WHAT THE TASK REQUIRES
Every record, from first to last, should be written out again exactly.

DATA TO USE
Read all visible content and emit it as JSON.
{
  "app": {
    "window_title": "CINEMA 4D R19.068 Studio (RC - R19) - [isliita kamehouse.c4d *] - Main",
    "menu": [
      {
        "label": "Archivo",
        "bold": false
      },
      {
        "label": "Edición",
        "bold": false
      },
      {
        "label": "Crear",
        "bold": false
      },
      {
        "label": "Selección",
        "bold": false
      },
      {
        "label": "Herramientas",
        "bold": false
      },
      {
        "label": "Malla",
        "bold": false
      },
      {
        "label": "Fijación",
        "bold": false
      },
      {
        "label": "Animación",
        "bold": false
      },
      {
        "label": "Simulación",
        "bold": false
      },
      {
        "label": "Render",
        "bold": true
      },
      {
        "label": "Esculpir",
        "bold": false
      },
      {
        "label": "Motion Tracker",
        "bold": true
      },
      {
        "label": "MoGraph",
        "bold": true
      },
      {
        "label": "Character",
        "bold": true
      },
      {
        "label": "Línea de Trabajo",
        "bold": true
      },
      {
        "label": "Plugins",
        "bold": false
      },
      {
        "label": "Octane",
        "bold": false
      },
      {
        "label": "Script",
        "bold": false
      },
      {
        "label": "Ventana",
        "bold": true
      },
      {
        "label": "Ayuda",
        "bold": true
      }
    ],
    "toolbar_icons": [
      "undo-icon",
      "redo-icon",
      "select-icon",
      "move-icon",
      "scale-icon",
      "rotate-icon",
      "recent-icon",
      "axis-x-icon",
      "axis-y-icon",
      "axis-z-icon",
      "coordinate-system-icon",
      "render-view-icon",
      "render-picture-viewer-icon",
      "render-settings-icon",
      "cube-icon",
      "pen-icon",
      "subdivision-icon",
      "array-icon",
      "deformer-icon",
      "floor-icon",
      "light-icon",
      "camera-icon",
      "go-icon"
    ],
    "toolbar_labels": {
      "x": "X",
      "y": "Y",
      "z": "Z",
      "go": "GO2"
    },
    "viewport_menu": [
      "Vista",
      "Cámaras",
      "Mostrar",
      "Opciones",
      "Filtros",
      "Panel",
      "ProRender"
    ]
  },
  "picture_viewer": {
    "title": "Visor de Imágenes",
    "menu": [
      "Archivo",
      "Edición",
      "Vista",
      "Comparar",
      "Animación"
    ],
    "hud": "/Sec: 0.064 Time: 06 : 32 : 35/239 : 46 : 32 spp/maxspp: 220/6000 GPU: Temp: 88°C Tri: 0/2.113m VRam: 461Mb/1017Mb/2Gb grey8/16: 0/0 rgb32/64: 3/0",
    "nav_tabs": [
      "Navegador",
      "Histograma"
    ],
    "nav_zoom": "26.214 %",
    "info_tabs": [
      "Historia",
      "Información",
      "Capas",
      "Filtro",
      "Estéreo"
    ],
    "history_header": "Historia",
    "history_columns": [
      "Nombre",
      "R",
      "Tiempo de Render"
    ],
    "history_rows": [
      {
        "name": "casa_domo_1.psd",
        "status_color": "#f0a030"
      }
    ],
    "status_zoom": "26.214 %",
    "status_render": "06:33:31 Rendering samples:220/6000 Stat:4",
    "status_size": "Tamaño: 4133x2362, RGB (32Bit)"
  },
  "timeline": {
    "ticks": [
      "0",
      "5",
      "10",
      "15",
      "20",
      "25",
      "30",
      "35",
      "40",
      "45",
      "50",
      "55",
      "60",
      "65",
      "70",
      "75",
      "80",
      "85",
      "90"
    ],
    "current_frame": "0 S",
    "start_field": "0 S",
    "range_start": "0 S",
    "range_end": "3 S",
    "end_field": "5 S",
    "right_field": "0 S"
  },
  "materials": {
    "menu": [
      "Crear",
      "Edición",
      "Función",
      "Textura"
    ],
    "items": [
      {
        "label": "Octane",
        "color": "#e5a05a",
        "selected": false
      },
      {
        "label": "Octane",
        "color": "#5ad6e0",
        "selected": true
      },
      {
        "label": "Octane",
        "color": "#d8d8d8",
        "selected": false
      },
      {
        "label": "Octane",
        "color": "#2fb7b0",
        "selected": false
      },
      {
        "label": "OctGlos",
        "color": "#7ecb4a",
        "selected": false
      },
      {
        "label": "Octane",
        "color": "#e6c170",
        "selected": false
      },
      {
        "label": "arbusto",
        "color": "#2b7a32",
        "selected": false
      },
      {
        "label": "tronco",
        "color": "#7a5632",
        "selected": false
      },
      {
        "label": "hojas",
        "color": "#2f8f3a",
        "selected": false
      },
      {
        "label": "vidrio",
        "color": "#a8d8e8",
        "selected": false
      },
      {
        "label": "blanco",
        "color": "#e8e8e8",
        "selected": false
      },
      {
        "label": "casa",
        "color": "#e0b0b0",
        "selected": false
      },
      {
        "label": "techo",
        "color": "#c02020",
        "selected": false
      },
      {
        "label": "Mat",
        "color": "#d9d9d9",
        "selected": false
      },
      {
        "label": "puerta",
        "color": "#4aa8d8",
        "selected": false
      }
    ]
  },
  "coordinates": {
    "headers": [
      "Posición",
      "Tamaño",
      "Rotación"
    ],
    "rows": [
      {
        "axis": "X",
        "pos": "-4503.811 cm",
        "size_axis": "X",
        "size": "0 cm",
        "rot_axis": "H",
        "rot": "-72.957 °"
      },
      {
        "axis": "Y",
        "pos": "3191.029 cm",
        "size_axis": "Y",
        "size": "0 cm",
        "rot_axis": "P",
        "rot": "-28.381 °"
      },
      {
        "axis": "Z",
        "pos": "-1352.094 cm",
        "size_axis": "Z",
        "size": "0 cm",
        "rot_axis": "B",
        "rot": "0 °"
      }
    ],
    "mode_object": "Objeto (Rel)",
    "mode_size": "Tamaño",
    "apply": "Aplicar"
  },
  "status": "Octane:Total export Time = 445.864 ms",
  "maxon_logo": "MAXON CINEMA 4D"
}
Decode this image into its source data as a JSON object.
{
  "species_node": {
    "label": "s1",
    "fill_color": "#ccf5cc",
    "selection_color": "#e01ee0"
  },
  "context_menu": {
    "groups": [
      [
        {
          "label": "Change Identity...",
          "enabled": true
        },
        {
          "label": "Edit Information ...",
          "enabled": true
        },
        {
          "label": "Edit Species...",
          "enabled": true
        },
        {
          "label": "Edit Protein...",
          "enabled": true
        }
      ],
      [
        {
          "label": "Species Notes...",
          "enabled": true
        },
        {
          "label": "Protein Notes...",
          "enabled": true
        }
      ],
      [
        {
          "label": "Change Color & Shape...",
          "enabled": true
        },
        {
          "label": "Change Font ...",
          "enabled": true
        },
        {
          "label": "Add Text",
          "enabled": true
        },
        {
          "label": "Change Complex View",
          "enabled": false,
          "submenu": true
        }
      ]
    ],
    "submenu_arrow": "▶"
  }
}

RESPONSE AREA
Read all visible content and emit it as JSON.
{
  "app": {
    "window_title": "CINEMA 4D R19.068 Studio (RC - R19) - [isliita kamehouse.c4d *] - Main",
    "menu": [
      {
        "label": "Archivo",
        "bold": false
      },
      {
        "label": "Edición",
        "bold": false
      },
      {
        "label": "Crear",
        "bold": false
      },
      {
        "label": "Selección",
        "bold": false
      },
      {
        "label": "Herramientas",
        "bold": false
      },
      {
        "label": "Malla",
        "bold": false
      },
      {
        "label": "Fijación",
        "bold": false
      },
      {
        "label": "Animación",
        "bold": false
      },
      {
        "label": "Simulación",
        "bold": false
      },
      {
        "label": "Render",
        "bold": true
      },
      {
        "label": "Esculpir",
        "bold": false
      },
      {
        "label": "Motion Tracker",
        "bold": true
      },
      {
        "label": "MoGraph",
        "bold": true
      },
      {
        "label": "Character",
        "bold": true
      },
      {
        "label": "Línea de Trabajo",
        "bold": true
      },
      {
        "label": "Plugins",
        "bold": false
      },
      {
        "label": "Octane",
        "bold": false
      },
      {
        "label": "Script",
        "bold": false
      },
      {
        "label": "Ventana",
        "bold": true
      },
      {
        "label": "Ayuda",
        "bold": true
      }
    ],
    "toolbar_icons": [
      "undo-icon",
      "redo-icon",
      "select-icon",
      "move-icon",
      "scale-icon",
      "rotate-icon",
      "recent-icon",
      "axis-x-icon",
      "axis-y-icon",
      "axis-z-icon",
      "coordinate-system-icon",
      "render-view-icon",
      "render-picture-viewer-icon",
      "render-settings-icon",
      "cube-icon",
      "pen-icon",
      "subdivision-icon",
      "array-icon",
      "deformer-icon",
      "floor-icon",
      "light-icon",
      "camera-icon",
      "go-icon"
    ],
    "toolbar_labels": {
      "x": "X",
      "y": "Y",
      "z": "Z",
      "go": "GO2"
    },
    "viewport_menu": [
      "Vista",
      "Cámaras",
      "Mostrar",
      "Opciones",
      "Filtros",
      "Panel",
      "ProRender"
    ]
  },
  "picture_viewer": {
    "title": "Visor de Imágenes",
    "menu": [
      "Archivo",
      "Edición",
      "Vista",
      "Comparar",
      "Animación"
    ],
    "hud": "/Sec: 0.064 Time: 06 : 32 : 35/239 : 46 : 32 spp/maxspp: 220/6000 GPU: Temp: 88°C Tri: 0/2.113m VRam: 461Mb/1017Mb/2Gb grey8/16: 0/0 rgb32/64: 3/0",
    "nav_tabs": [
      "Navegador",
      "Histograma"
    ],
    "nav_zoom": "26.214 %",
    "info_tabs": [
      "Historia",
      "Información",
      "Capas",
      "Filtro",
      "Estéreo"
    ],
    "history_header": "Historia",
    "history_columns": [
      "Nombre",
      "R",
      "Tiempo de Render"
    ],
    "history_rows": [
      {
        "name": "casa_domo_1.psd",
        "status_color": "#f0a030"
      }
    ],
    "status_zoom": "26.214 %",
    "status_render": "06:33:31 Rendering samples:220/6000 Stat:4",
    "status_size": "Tamaño: 4133x2362, RGB (32Bit)"
  },
  "timeline": {
    "ticks": [
      "0",
      "5",
      "10",
      "15",
      "20",
      "25",
      "30",
      "35",
      "40",
      "45",
      "50",
      "55",
      "60",
      "65",
      "70",
      "75",
      "80",
      "85",
      "90"
    ],
    "current_frame": "0 S",
    "start_field": "0 S",
    "range_start": "0 S",
    "range_end": "3 S",
    "end_field": "5 S",
    "right_field": "0 S"
  },
  "materials": {
    "menu": [
      "Crear",
      "Edición",
      "Función",
      "Textura"
    ],
    "items": [
      {
        "label": "Octane",
        "color": "#e5a05a",
        "selected": false
      },
      {
        "label": "Octane",
        "color": "#5ad6e0",
        "selected": true
      },
      {
        "label": "Octane",
        "color": "#d8d8d8",
        "selected": false
      },
      {
        "label": "Octane",
        "color": "#2fb7b0",
        "selected": false
      },
      {
        "label": "OctGlos",
        "color": "#7ecb4a",
        "selected": false
      },
      {
        "label": "Octane",
        "color": "#e6c170",
        "selected": false
      },
      {
        "label": "arbusto",
        "color": "#2b7a32",
        "selected": false
      },
      {
        "label": "tronco",
        "color": "#7a5632",
        "selected": false
      },
      {
        "label": "hojas",
        "color": "#2f8f3a",
        "selected": false
      },
      {
        "label": "vidrio",
        "color": "#a8d8e8",
        "selected": false
      },
      {
        "label": "blanco",
        "color": "#e8e8e8",
        "selected": false
      },
      {
        "label": "casa",
        "color": "#e0b0b0",
        "selected": false
      },
      {
        "label": "techo",
        "color": "#c02020",
        "selected": false
      },
      {
        "label": "Mat",
        "color": "#d9d9d9",
        "selected": false
      },
      {
        "label": "puerta",
        "color": "#4aa8d8",
        "selected": false
      }
    ]
  },
  "coordinates": {
    "headers": [
      "Posición",
      "Tamaño",
      "Rotación"
    ],
    "rows": [
      {
        "axis": "X",
        "pos": "-4503.811 cm",
        "size_axis": "X",
        "size": "0 cm",
        "rot_axis": "H",
        "rot": "-72.957 °"
      },
      {
        "axis": "Y",
        "pos": "3191.029 cm",
        "size_axis": "Y",
        "size": "0 cm",
        "rot_axis": "P",
        "rot": "-28.381 °"
      },
      {
        "axis": "Z",
        "pos": "-1352.094 cm",
        "size_axis": "Z",
        "size": "0 cm",
        "rot_axis": "B",
        "rot": "0 °"
      }
    ],
    "mode_object": "Objeto (Rel)",
    "mode_size": "Tamaño",
    "apply": "Aplicar"
  },
  "status": "Octane:Total export Time = 445.864 ms",
  "maxon_logo": "MAXON CINEMA 4D"
}
Decode this image into its source data as a JSON object.
{
  "species_node": {
    "label": "s1",
    "fill_color": "#ccf5cc",
    "selection_color": "#e01ee0"
  },
  "context_menu": {
    "groups": [
      [
        {
          "label": "Change Identity...",
          "enabled": true
        },
        {
          "label": "Edit Information ...",
          "enabled": true
        },
        {
          "label": "Edit Species...",
          "enabled": true
        },
        {
          "label": "Edit Protein...",
          "enabled": true
        }
      ],
      [
        {
          "label": "Species Notes...",
          "enabled": true
        },
        {
          "label": "Protein Notes...",
          "enabled": true
        }
      ],
      [
        {
          "label": "Change Color & Shape...",
          "enabled": true
        },
        {
          "label": "Change Font ...",
          "enabled": true
        },
        {
          "label": "Add Text",
          "enabled": true
        },
        {
          "label": "Change Complex View",
          "enabled": false,
          "submenu": true
        }
      ]
    ],
    "submenu_arrow": "▶"
  }
}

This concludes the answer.